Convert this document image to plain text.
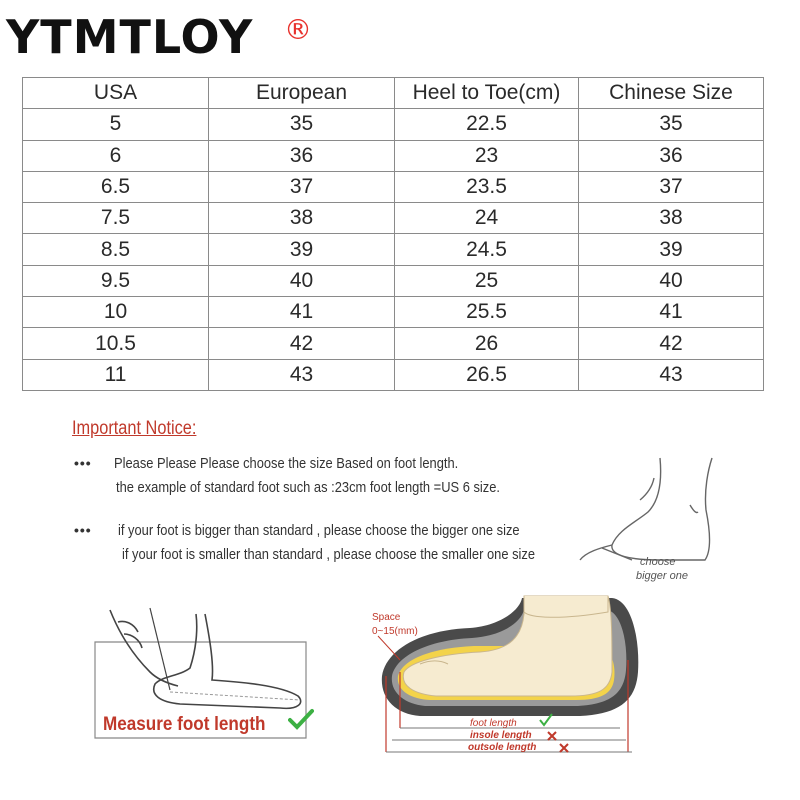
YTMTLOY ®
USA	European	Heel to Toe(cm)	Chinese Size
5	35	22.5	35
6	36	23	36
6.5	37	23.5	37
7.5	38	24	38
8.5	39	24.5	39
9.5	40	25	40
10	41	25.5	41
10.5	42	26	42
11	43	26.5	43
Important Notice:
••• Please Please Please choose the size Based on foot length.
the example of standard foot such as :23cm foot length =US 6 size.
••• if your foot is bigger than standard , please choose the bigger one size
if your foot is smaller than standard , please choose the smaller one size	choose
bigger one
Space
0~15(mm)
foot length
insole length
outsole length
Measure foot length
● ● ● ● ● ● ●
### THE TASK:
Output the records above exactly as they are, leaving out the pictures.

### REPLY TO THE EXERCISE:
Convert this document image to plain text.
YTMTLOY ®
USA	European	Heel to Toe(cm)	Chinese Size
5	35	22.5	35
6	36	23	36
6.5	37	23.5	37
7.5	38	24	38
8.5	39	24.5	39
9.5	40	25	40
10	41	25.5	41
10.5	42	26	42
11	43	26.5	43
Important Notice:
••• Please Please Please choose the size Based on foot length.
the example of standard foot such as :23cm foot length =US 6 size.
••• if your foot is bigger than standard , please choose the bigger one size
if your foot is smaller than standard , please choose the smaller one size	choose
bigger one
Space
0~15(mm)
foot length
insole length
outsole length
Measure foot length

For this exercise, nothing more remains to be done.